START
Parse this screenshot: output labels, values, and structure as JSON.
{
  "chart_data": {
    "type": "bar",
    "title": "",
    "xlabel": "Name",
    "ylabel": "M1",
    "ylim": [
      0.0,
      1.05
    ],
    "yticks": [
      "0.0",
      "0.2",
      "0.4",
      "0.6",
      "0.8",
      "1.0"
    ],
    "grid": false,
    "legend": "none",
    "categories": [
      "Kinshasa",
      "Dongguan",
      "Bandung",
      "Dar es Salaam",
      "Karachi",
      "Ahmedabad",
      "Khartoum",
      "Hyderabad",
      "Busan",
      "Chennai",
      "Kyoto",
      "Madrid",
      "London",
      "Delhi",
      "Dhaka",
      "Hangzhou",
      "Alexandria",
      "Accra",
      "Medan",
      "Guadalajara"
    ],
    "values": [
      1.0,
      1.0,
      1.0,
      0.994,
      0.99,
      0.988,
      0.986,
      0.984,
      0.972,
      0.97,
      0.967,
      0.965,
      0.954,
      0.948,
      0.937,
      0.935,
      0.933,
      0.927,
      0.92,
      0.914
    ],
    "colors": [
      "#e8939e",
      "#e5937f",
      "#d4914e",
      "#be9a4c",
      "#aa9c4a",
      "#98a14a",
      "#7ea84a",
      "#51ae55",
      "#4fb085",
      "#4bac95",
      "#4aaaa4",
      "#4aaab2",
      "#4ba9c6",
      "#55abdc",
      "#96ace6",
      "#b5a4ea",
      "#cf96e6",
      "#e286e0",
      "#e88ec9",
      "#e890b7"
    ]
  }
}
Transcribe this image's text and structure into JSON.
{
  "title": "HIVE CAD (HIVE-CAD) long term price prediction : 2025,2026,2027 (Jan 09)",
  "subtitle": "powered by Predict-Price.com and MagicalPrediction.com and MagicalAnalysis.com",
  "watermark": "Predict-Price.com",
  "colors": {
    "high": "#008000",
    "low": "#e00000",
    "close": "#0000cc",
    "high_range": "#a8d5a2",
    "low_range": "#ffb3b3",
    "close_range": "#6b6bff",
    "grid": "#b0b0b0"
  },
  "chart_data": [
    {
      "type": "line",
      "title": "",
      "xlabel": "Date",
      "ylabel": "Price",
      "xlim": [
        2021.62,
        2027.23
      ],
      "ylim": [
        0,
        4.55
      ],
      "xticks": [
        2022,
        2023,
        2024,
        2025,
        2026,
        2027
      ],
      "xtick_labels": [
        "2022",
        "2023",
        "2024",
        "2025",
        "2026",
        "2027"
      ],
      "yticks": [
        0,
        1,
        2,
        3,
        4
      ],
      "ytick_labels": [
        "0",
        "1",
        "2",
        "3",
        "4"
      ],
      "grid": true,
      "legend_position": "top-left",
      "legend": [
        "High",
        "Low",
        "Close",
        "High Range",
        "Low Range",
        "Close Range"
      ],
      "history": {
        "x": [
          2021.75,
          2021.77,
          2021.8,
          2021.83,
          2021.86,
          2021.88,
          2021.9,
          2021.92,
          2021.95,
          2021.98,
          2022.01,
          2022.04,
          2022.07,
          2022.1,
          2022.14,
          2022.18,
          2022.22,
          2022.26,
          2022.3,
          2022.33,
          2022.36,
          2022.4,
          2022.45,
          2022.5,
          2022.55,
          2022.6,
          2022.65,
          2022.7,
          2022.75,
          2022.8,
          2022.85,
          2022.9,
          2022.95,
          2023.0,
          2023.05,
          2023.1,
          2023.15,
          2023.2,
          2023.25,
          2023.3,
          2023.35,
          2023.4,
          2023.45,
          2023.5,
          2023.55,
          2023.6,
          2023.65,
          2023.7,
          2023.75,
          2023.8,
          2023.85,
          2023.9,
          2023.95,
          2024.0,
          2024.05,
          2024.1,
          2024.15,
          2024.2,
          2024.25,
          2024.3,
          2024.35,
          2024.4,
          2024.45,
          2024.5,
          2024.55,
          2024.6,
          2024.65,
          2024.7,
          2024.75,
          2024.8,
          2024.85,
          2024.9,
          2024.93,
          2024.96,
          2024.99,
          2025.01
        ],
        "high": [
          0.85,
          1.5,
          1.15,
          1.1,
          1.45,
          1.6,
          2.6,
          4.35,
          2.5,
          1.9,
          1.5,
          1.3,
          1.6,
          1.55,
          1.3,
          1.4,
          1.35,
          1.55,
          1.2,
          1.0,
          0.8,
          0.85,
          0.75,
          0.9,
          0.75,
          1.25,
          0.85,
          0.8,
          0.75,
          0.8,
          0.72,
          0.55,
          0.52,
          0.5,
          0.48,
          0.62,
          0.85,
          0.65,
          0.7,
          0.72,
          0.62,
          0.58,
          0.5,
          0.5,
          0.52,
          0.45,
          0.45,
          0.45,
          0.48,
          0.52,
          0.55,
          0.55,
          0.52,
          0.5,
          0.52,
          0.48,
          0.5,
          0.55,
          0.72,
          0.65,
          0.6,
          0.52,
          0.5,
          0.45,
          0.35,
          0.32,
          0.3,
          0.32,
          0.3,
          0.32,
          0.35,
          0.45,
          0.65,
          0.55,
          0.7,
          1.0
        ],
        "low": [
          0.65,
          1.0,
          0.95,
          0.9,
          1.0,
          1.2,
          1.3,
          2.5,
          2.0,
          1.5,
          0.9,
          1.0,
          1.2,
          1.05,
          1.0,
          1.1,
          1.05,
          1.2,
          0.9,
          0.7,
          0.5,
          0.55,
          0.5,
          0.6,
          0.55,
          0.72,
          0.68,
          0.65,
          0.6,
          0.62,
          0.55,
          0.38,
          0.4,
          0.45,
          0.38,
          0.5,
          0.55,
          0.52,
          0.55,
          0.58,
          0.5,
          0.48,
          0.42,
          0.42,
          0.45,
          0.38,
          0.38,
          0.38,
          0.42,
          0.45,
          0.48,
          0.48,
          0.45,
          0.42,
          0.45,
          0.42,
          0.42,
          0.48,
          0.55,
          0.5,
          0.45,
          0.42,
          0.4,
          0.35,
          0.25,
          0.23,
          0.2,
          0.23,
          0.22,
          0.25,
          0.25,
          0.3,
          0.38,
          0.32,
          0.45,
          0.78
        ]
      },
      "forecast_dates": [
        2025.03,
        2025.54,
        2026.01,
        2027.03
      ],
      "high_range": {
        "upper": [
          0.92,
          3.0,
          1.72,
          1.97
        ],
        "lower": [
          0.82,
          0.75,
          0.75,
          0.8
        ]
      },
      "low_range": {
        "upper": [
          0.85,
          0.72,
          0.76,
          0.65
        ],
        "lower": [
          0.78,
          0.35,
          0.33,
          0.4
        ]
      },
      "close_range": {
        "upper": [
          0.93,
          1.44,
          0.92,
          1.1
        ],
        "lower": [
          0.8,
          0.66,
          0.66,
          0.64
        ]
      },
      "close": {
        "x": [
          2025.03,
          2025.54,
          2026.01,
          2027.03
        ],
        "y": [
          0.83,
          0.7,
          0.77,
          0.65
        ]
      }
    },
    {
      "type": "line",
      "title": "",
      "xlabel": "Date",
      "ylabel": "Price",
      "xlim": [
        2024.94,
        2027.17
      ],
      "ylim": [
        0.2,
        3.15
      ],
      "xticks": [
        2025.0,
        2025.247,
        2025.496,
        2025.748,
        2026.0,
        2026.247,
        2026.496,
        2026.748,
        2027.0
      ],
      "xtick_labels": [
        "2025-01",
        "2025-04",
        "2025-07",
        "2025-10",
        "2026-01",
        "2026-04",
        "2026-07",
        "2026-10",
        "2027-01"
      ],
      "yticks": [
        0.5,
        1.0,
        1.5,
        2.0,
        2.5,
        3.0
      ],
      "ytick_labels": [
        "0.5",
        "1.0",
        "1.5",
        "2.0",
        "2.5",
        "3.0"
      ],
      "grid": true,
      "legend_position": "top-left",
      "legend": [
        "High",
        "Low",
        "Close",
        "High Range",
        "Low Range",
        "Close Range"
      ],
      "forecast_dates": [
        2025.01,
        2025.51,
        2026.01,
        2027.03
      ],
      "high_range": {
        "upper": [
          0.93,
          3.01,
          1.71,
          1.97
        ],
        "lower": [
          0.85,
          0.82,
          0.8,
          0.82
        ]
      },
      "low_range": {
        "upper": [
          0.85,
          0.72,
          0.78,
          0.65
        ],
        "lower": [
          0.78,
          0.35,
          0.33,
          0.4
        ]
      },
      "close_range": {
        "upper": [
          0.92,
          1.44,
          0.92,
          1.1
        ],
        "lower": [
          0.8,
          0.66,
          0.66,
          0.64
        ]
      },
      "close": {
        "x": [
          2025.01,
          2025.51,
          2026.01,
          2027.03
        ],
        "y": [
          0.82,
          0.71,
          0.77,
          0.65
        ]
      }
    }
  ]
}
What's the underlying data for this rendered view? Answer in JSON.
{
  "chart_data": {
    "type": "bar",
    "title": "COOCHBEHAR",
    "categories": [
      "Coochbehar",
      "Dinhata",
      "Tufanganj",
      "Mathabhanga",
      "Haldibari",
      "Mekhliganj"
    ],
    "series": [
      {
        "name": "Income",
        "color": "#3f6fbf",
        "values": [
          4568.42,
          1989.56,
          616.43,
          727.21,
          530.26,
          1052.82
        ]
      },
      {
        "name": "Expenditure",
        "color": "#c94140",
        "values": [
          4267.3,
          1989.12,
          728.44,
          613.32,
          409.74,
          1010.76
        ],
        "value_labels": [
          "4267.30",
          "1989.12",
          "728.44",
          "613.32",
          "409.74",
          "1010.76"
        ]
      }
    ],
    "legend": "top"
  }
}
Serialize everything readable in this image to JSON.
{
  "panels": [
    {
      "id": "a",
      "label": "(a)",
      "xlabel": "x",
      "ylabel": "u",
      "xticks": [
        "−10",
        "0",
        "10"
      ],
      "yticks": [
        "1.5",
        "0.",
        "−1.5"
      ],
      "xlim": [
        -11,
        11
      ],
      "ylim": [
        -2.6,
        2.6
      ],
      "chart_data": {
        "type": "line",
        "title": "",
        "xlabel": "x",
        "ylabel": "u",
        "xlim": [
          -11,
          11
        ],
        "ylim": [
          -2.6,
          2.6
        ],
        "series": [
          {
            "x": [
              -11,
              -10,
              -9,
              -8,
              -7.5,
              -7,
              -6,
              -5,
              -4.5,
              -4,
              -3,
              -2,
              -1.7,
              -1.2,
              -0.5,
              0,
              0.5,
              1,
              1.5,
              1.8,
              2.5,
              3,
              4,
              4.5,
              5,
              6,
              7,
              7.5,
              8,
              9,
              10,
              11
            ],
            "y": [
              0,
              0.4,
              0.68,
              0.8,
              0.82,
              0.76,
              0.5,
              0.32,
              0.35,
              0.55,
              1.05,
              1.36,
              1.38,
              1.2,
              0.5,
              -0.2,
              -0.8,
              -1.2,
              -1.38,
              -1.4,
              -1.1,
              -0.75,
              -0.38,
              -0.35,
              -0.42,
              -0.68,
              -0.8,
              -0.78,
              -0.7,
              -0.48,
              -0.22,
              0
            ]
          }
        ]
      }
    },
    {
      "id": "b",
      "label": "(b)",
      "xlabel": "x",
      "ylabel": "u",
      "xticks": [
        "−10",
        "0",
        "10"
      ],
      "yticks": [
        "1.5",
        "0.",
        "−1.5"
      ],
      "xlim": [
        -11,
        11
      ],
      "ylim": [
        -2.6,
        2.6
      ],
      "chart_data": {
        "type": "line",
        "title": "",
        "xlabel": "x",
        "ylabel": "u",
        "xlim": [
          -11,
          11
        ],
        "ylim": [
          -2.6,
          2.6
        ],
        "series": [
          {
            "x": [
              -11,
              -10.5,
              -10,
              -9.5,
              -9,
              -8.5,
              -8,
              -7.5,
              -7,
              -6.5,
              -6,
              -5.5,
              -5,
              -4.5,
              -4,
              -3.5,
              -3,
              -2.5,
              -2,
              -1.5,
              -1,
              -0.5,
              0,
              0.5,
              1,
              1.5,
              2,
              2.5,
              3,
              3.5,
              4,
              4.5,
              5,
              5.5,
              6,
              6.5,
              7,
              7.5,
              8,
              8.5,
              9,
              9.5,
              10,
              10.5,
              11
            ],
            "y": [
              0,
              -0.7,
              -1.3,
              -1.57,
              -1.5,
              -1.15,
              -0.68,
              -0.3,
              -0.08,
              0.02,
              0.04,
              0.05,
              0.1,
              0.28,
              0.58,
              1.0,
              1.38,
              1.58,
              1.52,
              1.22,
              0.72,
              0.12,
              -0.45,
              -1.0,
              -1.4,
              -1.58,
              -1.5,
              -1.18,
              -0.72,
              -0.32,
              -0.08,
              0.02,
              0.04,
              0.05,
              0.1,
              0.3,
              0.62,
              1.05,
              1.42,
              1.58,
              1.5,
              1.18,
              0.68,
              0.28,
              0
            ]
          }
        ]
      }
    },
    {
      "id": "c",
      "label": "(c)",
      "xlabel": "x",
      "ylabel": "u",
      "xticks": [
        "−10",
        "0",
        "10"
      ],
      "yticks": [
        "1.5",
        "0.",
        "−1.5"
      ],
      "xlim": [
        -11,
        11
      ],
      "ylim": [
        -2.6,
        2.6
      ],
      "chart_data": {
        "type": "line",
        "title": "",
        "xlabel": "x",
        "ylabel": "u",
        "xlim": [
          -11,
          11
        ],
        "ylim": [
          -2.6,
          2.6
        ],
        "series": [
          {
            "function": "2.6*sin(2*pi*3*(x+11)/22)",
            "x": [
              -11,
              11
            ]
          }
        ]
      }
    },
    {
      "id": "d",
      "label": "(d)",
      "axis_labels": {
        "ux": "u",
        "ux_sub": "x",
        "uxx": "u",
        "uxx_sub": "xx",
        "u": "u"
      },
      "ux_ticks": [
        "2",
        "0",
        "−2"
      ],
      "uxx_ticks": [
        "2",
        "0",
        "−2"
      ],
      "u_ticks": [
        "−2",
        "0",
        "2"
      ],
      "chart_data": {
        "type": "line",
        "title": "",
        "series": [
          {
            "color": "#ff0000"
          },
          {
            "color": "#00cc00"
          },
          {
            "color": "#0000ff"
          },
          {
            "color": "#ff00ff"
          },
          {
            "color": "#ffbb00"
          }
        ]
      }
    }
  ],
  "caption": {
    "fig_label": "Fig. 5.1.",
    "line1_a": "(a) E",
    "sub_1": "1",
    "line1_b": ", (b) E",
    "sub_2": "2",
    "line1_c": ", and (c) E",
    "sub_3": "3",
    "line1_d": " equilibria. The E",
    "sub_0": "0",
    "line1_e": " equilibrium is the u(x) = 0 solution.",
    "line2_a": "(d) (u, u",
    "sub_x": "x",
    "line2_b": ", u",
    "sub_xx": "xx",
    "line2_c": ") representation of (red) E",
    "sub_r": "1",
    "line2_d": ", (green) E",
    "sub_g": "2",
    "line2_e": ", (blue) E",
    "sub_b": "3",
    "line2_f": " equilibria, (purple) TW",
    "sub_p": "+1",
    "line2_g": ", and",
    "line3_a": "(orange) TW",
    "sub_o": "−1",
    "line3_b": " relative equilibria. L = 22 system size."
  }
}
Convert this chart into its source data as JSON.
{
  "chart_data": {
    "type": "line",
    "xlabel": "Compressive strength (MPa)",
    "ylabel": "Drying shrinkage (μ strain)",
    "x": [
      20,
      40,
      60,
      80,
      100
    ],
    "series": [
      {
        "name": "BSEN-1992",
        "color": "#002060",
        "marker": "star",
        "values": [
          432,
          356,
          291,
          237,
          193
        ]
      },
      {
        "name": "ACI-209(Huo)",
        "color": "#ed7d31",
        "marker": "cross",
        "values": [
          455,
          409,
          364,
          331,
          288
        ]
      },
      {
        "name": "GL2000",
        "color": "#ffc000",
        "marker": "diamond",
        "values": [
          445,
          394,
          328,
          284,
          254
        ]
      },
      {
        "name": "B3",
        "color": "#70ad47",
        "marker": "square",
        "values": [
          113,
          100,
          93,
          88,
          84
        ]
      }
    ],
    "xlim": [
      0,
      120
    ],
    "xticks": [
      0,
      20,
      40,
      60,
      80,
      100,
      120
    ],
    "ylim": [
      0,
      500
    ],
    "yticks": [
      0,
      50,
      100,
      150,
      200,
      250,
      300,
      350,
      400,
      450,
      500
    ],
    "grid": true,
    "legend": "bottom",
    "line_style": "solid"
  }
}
END
:: What the task requires ::
Look through the records above and report how many lines hold the word "into", giving only the number.

:: Output for this exercise ::
2